(Data records)
- - - - -
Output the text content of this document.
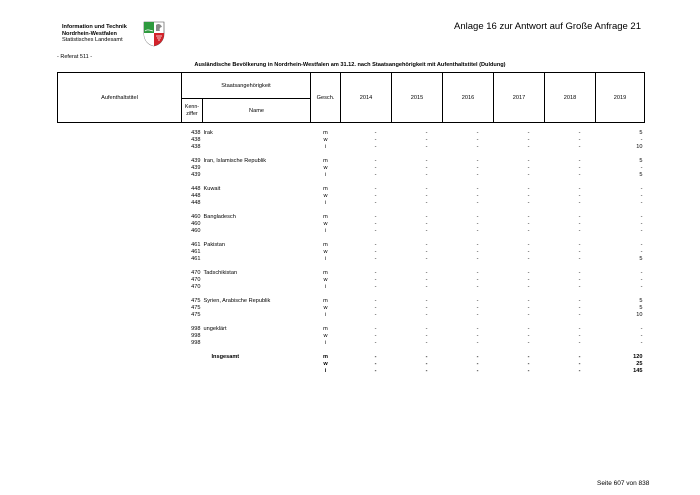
Information und Technik
Nordrhein-Westfalen
Statistisches Landesamt
Anlage 16 zur Antwort auf Große Anfrage 21
- Referat 511 -
Ausländische Bevölkerung in Nordrhein-Westfalen am 31.12. nach Staatsangehörigkeit mit Aufenthaltstitel (Duldung)
Aufenthaltstitel	Staatsangehörigkeit		Gesch.	2014	2015	2016	2017	2018	2019
	Kenn-
ziffer	Name							

	438	Irak	m	-	-	-	-	-	5
	438		w	-	-	-	-	-	-
	438		i	-	-	-	-	-	10

	439	Iran, Islamische Republik	m	-	-	-	-	-	5
	439		w	-	-	-	-	-	-
	439		i	-	-	-	-	-	5

	448	Kuwait	m	-	-	-	-	-	-
	448		w	-	-	-	-	-	-
	448		i	-	-	-	-	-	-

	460	Bangladesch	m	-	-	-	-	-	-
	460		w	-	-	-	-	-	-
	460		i	-	-	-	-	-	-

	461	Pakistan	m	-	-	-	-	-	-
	461		w	-	-	-	-	-	-
	461		i	-	-	-	-	-	5

	470	Tadschikistan	m	-	-	-	-	-	-
	470		w	-	-	-	-	-	-
	470		i	-	-	-	-	-	-

	475	Syrien, Arabische Republik	m	-	-	-	-	-	5
	475		w	-	-	-	-	-	5
	475		i	-	-	-	-	-	10

	998	ungeklärt	m	-	-	-	-	-	-
	998		w	-	-	-	-	-	-
	998		i	-	-	-	-	-	-

		Insgesamt	m	-	-	-	-	-	120
			w	-	-	-	-	-	25
			i	-	-	-	-	-	145
Seite 607 von 838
- - - - -
### REQUEST
Every entry should be returned exactly as written, minus the pictures.

### TASK ANSWER
Output the text content of this document.
Information und Technik
Nordrhein-Westfalen
Statistisches Landesamt
Anlage 16 zur Antwort auf Große Anfrage 21
- Referat 511 -
Ausländische Bevölkerung in Nordrhein-Westfalen am 31.12. nach Staatsangehörigkeit mit Aufenthaltstitel (Duldung)
Aufenthaltstitel	Staatsangehörigkeit		Gesch.	2014	2015	2016	2017	2018	2019
	Kenn-
ziffer	Name							

	438	Irak	m	-	-	-	-	-	5
	438		w	-	-	-	-	-	-
	438		i	-	-	-	-	-	10

	439	Iran, Islamische Republik	m	-	-	-	-	-	5
	439		w	-	-	-	-	-	-
	439		i	-	-	-	-	-	5

	448	Kuwait	m	-	-	-	-	-	-
	448		w	-	-	-	-	-	-
	448		i	-	-	-	-	-	-

	460	Bangladesch	m	-	-	-	-	-	-
	460		w	-	-	-	-	-	-
	460		i	-	-	-	-	-	-

	461	Pakistan	m	-	-	-	-	-	-
	461		w	-	-	-	-	-	-
	461		i	-	-	-	-	-	5

	470	Tadschikistan	m	-	-	-	-	-	-
	470		w	-	-	-	-	-	-
	470		i	-	-	-	-	-	-

	475	Syrien, Arabische Republik	m	-	-	-	-	-	5
	475		w	-	-	-	-	-	5
	475		i	-	-	-	-	-	10

	998	ungeklärt	m	-	-	-	-	-	-
	998		w	-	-	-	-	-	-
	998		i	-	-	-	-	-	-

		Insgesamt	m	-	-	-	-	-	120
			w	-	-	-	-	-	25
			i	-	-	-	-	-	145
Seite 607 von 838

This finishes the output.